▸ To be done:
Within the listing below, locate all lines containing the word "color". Copy each one.

Records from a data collection:
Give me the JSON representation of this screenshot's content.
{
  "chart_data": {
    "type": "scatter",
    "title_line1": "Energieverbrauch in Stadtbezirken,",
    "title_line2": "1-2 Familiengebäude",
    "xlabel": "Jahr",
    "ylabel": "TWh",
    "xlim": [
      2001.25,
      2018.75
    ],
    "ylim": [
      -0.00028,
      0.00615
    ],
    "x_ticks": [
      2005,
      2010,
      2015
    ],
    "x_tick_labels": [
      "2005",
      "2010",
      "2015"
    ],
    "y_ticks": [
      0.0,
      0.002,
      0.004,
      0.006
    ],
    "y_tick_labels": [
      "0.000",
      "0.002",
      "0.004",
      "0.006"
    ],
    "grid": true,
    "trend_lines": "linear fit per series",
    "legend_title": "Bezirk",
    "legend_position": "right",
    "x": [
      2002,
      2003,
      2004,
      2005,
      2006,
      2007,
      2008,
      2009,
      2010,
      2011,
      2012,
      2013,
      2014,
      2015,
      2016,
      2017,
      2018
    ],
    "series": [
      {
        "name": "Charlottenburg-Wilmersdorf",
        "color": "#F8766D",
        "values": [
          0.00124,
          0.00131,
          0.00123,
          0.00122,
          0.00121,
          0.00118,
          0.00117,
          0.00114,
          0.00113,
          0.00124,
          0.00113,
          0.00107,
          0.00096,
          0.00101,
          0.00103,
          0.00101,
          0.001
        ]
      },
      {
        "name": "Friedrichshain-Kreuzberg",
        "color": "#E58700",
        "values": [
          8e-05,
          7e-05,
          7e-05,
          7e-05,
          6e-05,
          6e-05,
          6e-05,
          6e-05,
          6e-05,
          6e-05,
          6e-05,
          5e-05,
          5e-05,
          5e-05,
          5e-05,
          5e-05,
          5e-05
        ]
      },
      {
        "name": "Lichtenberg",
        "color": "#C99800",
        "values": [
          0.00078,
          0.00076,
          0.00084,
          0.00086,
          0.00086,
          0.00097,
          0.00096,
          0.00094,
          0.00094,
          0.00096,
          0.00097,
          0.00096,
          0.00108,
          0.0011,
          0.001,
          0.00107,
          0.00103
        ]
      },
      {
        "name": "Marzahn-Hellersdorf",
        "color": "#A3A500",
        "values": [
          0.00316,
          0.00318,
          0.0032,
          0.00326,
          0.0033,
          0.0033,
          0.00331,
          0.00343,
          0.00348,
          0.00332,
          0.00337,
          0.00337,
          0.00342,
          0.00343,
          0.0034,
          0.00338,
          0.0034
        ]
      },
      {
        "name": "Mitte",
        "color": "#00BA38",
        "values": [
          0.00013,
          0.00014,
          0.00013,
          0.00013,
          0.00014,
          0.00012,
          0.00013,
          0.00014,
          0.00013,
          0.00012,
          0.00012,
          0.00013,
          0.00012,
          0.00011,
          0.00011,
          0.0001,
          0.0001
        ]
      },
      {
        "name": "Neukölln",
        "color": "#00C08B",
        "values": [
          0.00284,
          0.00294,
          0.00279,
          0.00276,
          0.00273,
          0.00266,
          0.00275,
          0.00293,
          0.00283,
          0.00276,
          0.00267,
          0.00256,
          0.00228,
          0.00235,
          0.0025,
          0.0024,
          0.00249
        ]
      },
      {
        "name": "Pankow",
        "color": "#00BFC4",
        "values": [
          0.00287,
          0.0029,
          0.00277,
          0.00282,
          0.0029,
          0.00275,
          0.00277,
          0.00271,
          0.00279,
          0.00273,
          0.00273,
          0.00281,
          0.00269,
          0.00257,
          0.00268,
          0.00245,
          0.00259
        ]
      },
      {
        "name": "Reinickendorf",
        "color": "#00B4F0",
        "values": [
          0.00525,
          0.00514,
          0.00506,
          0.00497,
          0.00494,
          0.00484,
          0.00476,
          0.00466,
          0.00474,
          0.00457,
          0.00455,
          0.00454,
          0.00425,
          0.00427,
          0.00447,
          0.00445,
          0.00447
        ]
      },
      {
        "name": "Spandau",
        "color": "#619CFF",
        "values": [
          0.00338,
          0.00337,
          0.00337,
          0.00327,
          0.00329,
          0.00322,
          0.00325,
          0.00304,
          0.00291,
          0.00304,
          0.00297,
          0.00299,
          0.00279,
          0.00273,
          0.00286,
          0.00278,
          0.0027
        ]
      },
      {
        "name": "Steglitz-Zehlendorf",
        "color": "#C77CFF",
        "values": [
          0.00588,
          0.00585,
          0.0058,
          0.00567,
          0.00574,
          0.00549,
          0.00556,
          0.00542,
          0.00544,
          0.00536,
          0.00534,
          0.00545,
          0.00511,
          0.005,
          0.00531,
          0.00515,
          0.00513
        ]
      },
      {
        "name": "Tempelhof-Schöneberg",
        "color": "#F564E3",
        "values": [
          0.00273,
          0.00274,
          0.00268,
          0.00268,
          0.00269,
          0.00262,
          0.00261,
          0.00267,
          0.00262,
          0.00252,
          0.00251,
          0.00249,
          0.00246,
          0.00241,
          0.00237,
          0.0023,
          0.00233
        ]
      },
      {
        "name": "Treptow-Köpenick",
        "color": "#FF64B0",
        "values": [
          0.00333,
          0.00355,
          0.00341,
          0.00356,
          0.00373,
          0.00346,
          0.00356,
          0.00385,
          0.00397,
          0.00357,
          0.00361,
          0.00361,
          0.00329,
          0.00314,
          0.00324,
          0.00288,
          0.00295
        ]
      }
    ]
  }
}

▸ Exercise solution:
        "color": "#F8766D",
        "color": "#E58700",
        "color": "#C99800",
        "color": "#A3A500",
        "color": "#00BA38",
        "color": "#00C08B",
        "color": "#00BFC4",
        "color": "#00B4F0",
        "color": "#619CFF",
        "color": "#C77CFF",
        "color": "#F564E3",
        "color": "#FF64B0",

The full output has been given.